Data lines:
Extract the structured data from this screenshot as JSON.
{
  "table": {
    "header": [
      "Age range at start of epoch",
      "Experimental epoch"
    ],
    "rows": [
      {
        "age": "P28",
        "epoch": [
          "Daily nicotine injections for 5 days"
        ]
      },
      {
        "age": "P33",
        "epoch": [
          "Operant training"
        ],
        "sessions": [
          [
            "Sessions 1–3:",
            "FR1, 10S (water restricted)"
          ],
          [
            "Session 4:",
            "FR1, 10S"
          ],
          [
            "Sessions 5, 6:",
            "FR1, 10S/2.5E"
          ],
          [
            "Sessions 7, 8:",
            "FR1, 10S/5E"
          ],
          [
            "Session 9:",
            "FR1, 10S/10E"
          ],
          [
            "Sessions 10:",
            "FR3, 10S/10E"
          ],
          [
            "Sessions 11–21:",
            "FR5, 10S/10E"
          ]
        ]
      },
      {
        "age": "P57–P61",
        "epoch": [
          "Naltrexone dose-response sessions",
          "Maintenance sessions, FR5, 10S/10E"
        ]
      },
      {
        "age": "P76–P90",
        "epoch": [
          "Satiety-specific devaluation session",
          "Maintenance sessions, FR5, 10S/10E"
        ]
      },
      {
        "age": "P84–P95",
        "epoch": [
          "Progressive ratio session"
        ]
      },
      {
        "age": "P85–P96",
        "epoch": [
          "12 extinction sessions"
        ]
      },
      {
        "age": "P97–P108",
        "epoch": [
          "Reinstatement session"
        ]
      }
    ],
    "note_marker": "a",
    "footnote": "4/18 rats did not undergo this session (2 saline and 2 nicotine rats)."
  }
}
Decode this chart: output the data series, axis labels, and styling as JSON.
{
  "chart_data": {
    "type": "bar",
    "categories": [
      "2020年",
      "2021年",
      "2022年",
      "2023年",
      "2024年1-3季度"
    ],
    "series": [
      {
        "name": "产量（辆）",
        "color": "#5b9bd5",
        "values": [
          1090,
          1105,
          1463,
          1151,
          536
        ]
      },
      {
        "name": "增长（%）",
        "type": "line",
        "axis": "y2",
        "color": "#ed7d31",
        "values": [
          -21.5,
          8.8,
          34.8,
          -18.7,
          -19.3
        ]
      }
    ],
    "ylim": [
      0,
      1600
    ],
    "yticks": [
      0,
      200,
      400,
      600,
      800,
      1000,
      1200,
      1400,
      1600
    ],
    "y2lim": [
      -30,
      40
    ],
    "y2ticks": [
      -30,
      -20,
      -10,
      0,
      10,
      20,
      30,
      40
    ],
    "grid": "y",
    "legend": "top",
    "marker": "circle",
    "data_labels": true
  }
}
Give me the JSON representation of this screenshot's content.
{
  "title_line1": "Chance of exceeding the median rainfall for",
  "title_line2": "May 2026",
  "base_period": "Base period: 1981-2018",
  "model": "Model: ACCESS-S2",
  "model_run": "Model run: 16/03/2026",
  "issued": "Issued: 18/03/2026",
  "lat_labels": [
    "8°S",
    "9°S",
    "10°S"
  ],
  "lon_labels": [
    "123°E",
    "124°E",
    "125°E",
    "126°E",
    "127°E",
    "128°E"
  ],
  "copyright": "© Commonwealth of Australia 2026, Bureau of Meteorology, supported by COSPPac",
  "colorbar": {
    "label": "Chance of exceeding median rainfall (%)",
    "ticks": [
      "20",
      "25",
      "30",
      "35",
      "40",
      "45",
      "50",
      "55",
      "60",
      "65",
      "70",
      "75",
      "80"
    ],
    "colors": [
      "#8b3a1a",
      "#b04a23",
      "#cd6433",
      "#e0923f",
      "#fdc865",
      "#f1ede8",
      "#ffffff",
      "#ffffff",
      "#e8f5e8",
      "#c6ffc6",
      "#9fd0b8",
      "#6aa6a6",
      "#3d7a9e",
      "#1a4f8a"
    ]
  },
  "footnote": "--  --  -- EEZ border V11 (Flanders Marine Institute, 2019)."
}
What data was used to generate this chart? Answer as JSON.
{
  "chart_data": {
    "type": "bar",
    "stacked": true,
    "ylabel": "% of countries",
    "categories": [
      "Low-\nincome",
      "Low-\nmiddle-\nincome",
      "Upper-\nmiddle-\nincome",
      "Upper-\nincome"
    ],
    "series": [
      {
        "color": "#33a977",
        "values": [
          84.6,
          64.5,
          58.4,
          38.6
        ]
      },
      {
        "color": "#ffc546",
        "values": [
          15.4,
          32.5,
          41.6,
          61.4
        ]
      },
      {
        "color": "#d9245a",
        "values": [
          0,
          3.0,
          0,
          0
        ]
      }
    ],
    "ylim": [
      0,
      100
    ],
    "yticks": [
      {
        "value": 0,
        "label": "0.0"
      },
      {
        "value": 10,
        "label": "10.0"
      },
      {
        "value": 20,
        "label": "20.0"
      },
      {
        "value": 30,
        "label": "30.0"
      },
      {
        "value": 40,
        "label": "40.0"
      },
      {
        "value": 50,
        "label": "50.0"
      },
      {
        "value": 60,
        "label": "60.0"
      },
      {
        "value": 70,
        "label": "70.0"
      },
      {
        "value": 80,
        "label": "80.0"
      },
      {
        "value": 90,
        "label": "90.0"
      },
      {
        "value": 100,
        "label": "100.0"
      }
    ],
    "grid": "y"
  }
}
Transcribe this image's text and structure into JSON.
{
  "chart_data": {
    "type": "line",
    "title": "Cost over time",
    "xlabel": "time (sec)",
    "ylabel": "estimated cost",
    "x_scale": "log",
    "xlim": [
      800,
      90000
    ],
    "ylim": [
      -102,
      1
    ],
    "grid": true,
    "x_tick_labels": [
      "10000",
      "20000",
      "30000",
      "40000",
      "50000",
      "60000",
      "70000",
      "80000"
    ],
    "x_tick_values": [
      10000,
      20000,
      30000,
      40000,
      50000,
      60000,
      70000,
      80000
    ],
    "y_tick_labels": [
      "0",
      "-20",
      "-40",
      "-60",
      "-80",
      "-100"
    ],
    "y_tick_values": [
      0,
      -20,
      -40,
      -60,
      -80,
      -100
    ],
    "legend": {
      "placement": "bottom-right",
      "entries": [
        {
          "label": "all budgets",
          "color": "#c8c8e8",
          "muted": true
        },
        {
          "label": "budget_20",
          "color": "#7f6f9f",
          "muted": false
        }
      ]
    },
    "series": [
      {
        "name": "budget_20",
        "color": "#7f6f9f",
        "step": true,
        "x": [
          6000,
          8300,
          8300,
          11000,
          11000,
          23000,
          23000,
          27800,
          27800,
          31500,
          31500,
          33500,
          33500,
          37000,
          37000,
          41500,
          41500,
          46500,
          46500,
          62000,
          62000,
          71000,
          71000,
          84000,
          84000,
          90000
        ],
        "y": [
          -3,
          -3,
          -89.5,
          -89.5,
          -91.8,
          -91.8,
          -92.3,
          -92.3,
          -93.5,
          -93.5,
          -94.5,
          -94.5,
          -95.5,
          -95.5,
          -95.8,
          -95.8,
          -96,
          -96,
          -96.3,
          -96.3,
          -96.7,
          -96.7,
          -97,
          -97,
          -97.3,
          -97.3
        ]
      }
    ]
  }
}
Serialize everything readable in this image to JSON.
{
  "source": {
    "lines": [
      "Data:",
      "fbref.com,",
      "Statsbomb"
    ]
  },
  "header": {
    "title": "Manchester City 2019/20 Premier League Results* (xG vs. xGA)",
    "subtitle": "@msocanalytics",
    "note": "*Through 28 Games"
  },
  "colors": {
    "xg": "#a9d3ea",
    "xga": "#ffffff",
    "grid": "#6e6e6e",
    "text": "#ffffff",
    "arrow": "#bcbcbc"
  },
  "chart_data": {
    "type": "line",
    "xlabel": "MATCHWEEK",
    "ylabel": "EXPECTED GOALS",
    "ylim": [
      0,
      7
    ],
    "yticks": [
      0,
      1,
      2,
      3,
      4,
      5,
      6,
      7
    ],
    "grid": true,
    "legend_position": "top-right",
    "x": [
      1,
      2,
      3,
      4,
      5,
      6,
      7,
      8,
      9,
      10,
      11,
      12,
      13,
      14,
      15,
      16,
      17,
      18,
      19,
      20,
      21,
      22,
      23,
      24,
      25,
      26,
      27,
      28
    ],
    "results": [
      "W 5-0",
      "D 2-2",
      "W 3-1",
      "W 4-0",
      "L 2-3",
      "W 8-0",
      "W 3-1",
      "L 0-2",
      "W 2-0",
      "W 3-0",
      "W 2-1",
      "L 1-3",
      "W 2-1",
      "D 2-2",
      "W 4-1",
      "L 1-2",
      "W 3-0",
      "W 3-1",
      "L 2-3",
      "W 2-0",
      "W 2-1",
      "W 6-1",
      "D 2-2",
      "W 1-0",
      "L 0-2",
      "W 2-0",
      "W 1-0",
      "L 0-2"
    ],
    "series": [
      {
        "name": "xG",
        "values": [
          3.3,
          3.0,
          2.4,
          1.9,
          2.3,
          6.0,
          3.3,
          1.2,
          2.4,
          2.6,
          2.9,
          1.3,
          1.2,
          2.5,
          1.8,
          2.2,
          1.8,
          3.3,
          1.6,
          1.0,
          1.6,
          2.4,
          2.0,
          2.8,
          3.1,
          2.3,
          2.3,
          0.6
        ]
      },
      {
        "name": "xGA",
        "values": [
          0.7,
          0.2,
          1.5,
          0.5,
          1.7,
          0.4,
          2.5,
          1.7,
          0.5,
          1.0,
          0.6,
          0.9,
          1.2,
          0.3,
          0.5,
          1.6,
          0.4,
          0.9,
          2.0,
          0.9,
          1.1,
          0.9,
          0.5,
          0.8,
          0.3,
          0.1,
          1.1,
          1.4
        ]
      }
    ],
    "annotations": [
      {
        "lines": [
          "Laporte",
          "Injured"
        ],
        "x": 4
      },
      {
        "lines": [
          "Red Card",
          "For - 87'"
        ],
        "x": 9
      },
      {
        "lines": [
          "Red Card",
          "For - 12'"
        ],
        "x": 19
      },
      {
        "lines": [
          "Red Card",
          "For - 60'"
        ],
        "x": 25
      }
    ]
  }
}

Exercise directions:
Copy every line of the listing that includes the string "grid".

Answer to the task:
    "grid": "y",
    "grid": "y"
    "grid": true,
    "grid": "#6e6e6e",
    "grid": true,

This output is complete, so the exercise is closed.